YOUR GOAL –
Omit the pictures, then write out every entry exactly as it reads.
--- Start ---
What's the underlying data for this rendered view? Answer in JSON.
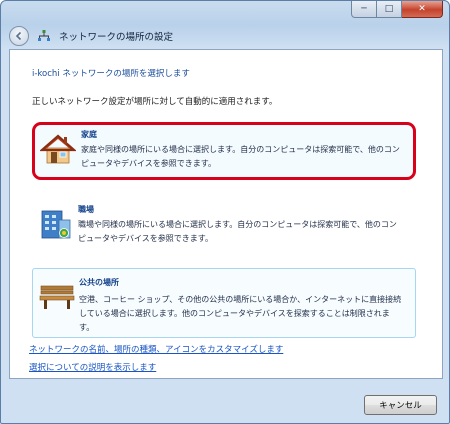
{
  "window": {
    "title": "ネットワークの場所の設定",
    "caption_buttons": {
      "minimize": "─",
      "maximize": "□",
      "close": "✕"
    }
  },
  "heading": "i-kochi ネットワークの場所を選択します",
  "subheading": "正しいネットワーク設定が場所に対して自動的に適用されます。",
  "options": [
    {
      "title": "家庭",
      "description": "家庭や同様の場所にいる場合に選択します。自分のコンピュータは探索可能で、他のコンピュータやデバイスを参照できます。",
      "icon": "house-icon"
    },
    {
      "title": "職場",
      "description": "職場や同様の場所にいる場合に選択します。自分のコンピュータは探索可能で、他のコンピュータやデバイスを参照できます。",
      "icon": "office-building-icon"
    },
    {
      "title": "公共の場所",
      "description": "空港、コーヒー ショップ、その他の公共の場所にいる場合か、インターネットに直接接続している場合に選択します。他のコンピュータやデバイスを探索することは制限されます。",
      "icon": "park-bench-icon"
    }
  ],
  "links": {
    "customize": "ネットワークの名前、場所の種類、アイコンをカスタマイズします",
    "explain": "選択についての説明を表示します"
  },
  "cancel_label": "キャンセル",
  "colors": {
    "heading": "#1a4e9a",
    "link": "#1a55c4",
    "highlight_border": "#d9001a",
    "title_bar": "#b9d1ea"
  }
}
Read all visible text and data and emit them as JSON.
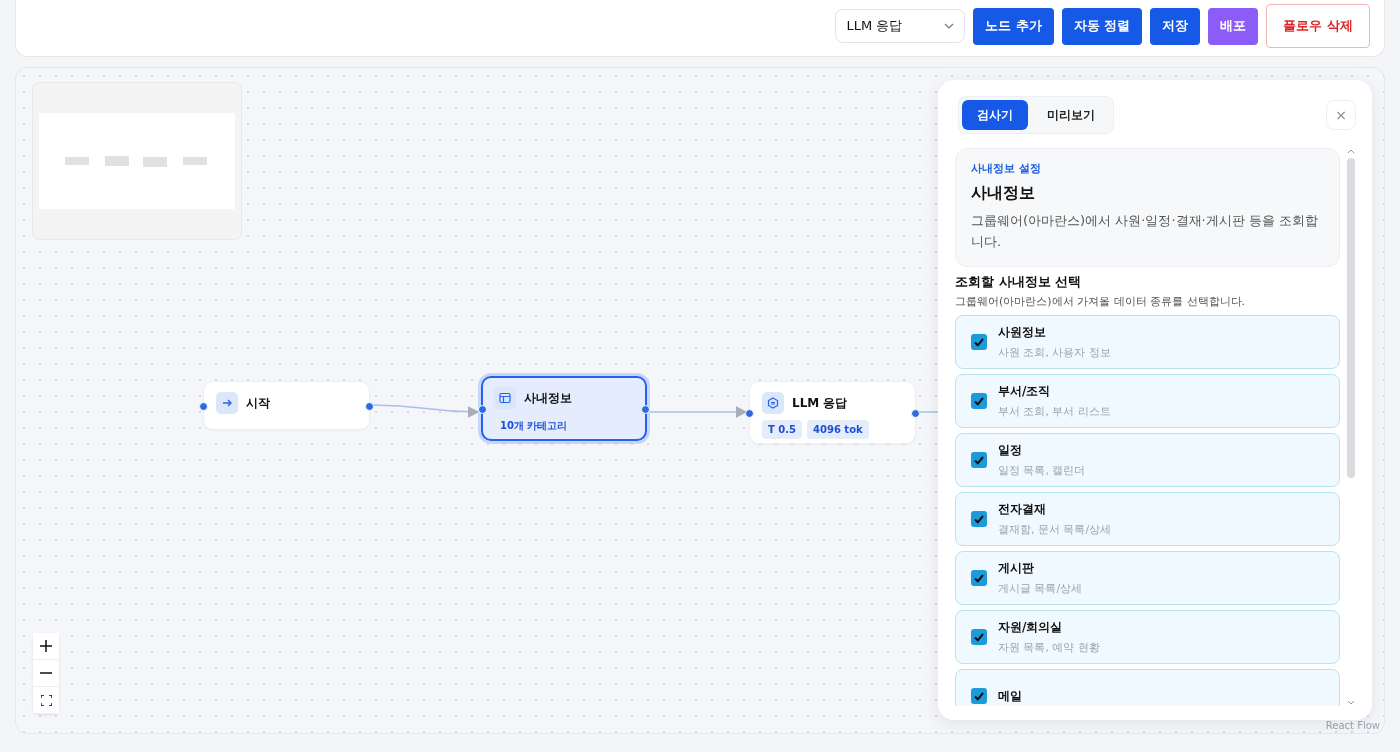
{
  "toolbar": {
    "model_select": {
      "value": "LLM 응답"
    },
    "buttons": [
      {
        "label": "노드 추가",
        "kind": "primary"
      },
      {
        "label": "자동 정렬",
        "kind": "primary"
      },
      {
        "label": "저장",
        "kind": "primary"
      },
      {
        "label": "배포",
        "kind": "accent"
      },
      {
        "label": "플로우 삭제",
        "kind": "danger"
      }
    ]
  },
  "canvas": {
    "nodes": [
      {
        "title": "시작",
        "selected": false
      },
      {
        "title": "사내정보",
        "tags": [
          "10개 카테고리"
        ],
        "selected": true
      },
      {
        "title": "LLM 응답",
        "tags": [
          "T 0.5",
          "4096 tok"
        ],
        "selected": false
      }
    ],
    "attribution": "React Flow"
  },
  "panel": {
    "tabs": [
      {
        "label": "검사기",
        "selected": true
      },
      {
        "label": "미리보기",
        "selected": false
      }
    ],
    "close": "×",
    "header": {
      "eyebrow": "사내정보 설정",
      "title": "사내정보",
      "description": "그룹웨어(아마란스)에서 사원·일정·결재·게시판 등을 조회합니다."
    },
    "section": {
      "title": "조회할 사내정보 선택",
      "description": "그룹웨어(아마란스)에서 가져올 데이터 종류를 선택합니다."
    },
    "options": [
      {
        "label": "사원정보",
        "description": "사원 조회, 사용자 정보",
        "checked": true
      },
      {
        "label": "부서/조직",
        "description": "부서 조회, 부서 리스트",
        "checked": true
      },
      {
        "label": "일정",
        "description": "일정 목록, 캘린더",
        "checked": true
      },
      {
        "label": "전자결재",
        "description": "결재함, 문서 목록/상세",
        "checked": true
      },
      {
        "label": "게시판",
        "description": "게시글 목록/상세",
        "checked": true
      },
      {
        "label": "자원/회의실",
        "description": "자원 목록, 예약 현황",
        "checked": true
      },
      {
        "label": "메일",
        "checked": true
      }
    ]
  }
}
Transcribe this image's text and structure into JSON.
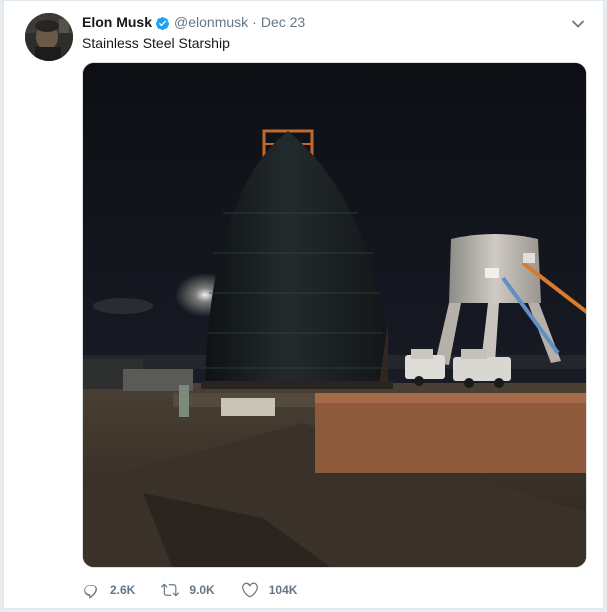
{
  "tweet": {
    "author_name": "Elon Musk",
    "handle": "@elonmusk",
    "separator": "·",
    "date": "Dec 23",
    "text": "Stainless Steel Starship",
    "verified": true,
    "accent_color": "#1da1f2",
    "avatar_icon": "avatar-photo",
    "menu_icon": "chevron-down-icon",
    "media": {
      "icon": "photo",
      "alt": ""
    }
  },
  "actions": {
    "reply": {
      "icon": "reply-icon",
      "count": "2.6K"
    },
    "retweet": {
      "icon": "retweet-icon",
      "count": "9.0K"
    },
    "like": {
      "icon": "heart-icon",
      "count": "104K"
    }
  }
}
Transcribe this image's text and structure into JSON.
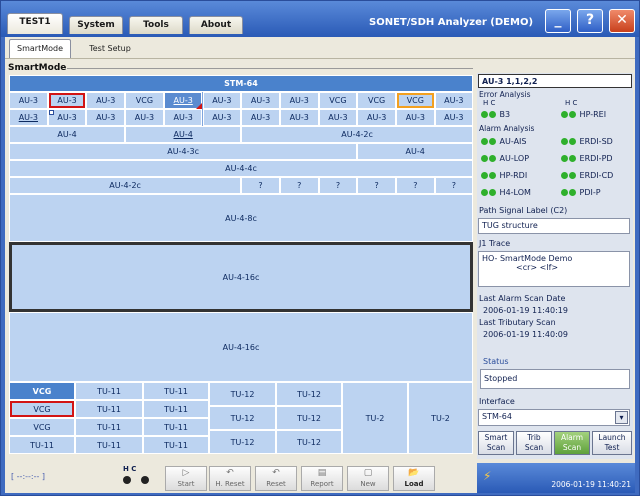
--- End ---
THE COMPLETED TASK –
What's the underlying data for this rendered view? Answer in JSON.
{
  "window": {
    "title": "ネットワークの場所の設定",
    "caption_buttons": {
      "minimize": "─",
      "maximize": "□",
      "close": "✕"
    }
  },
  "heading": "i-kochi ネットワークの場所を選択します",
  "subheading": "正しいネットワーク設定が場所に対して自動的に適用されます。",
  "options": [
    {
      "title": "家庭",
      "description": "家庭や同様の場所にいる場合に選択します。自分のコンピュータは探索可能で、他のコンピュータやデバイスを参照できます。",
      "icon": "house-icon"
    },
    {
      "title": "職場",
      "description": "職場や同様の場所にいる場合に選択します。自分のコンピュータは探索可能で、他のコンピュータやデバイスを参照できます。",
      "icon": "office-building-icon"
    },
    {
      "title": "公共の場所",
      "description": "空港、コーヒー ショップ、その他の公共の場所にいる場合か、インターネットに直接接続している場合に選択します。他のコンピュータやデバイスを探索することは制限されます。",
      "icon": "park-bench-icon"
    }
  ],
  "links": {
    "customize": "ネットワークの名前、場所の種類、アイコンをカスタマイズします",
    "explain": "選択についての説明を表示します"
  },
  "cancel_label": "キャンセル",
  "colors": {
    "heading": "#1a4e9a",
    "link": "#1a55c4",
    "highlight_border": "#d9001a",
    "title_bar": "#b9d1ea"
  }
}
Read all visible text and data and emit them as JSON.
{
  "toolbar": {
    "model_select": {
      "value": "LLM 응답"
    },
    "buttons": [
      {
        "label": "노드 추가",
        "kind": "primary"
      },
      {
        "label": "자동 정렬",
        "kind": "primary"
      },
      {
        "label": "저장",
        "kind": "primary"
      },
      {
        "label": "배포",
        "kind": "accent"
      },
      {
        "label": "플로우 삭제",
        "kind": "danger"
      }
    ]
  },
  "canvas": {
    "nodes": [
      {
        "title": "시작",
        "selected": false
      },
      {
        "title": "사내정보",
        "tags": [
          "10개 카테고리"
        ],
        "selected": true
      },
      {
        "title": "LLM 응답",
        "tags": [
          "T 0.5",
          "4096 tok"
        ],
        "selected": false
      }
    ],
    "attribution": "React Flow"
  },
  "panel": {
    "tabs": [
      {
        "label": "검사기",
        "selected": true
      },
      {
        "label": "미리보기",
        "selected": false
      }
    ],
    "close": "×",
    "header": {
      "eyebrow": "사내정보 설정",
      "title": "사내정보",
      "description": "그룹웨어(아마란스)에서 사원·일정·결재·게시판 등을 조회합니다."
    },
    "section": {
      "title": "조회할 사내정보 선택",
      "description": "그룹웨어(아마란스)에서 가져올 데이터 종류를 선택합니다."
    },
    "options": [
      {
        "label": "사원정보",
        "description": "사원 조회, 사용자 정보",
        "checked": true
      },
      {
        "label": "부서/조직",
        "description": "부서 조회, 부서 리스트",
        "checked": true
      },
      {
        "label": "일정",
        "description": "일정 목록, 캘린더",
        "checked": true
      },
      {
        "label": "전자결재",
        "description": "결재함, 문서 목록/상세",
        "checked": true
      },
      {
        "label": "게시판",
        "description": "게시글 목록/상세",
        "checked": true
      },
      {
        "label": "자원/회의실",
        "description": "자원 목록, 예약 현황",
        "checked": true
      },
      {
        "label": "메일",
        "checked": true
      }
    ]
  }
}
Transcribe this image's text and structure into JSON.
{
  "tweet": {
    "author_name": "Elon Musk",
    "handle": "@elonmusk",
    "separator": "·",
    "date": "Dec 23",
    "text": "Stainless Steel Starship",
    "verified": true,
    "accent_color": "#1da1f2",
    "avatar_icon": "avatar-photo",
    "menu_icon": "chevron-down-icon",
    "media": {
      "icon": "photo",
      "alt": ""
    }
  },
  "actions": {
    "reply": {
      "icon": "reply-icon",
      "count": "2.6K"
    },
    "retweet": {
      "icon": "retweet-icon",
      "count": "9.0K"
    },
    "like": {
      "icon": "heart-icon",
      "count": "104K"
    }
  }
}
Transcribe this image's text and structure into JSON.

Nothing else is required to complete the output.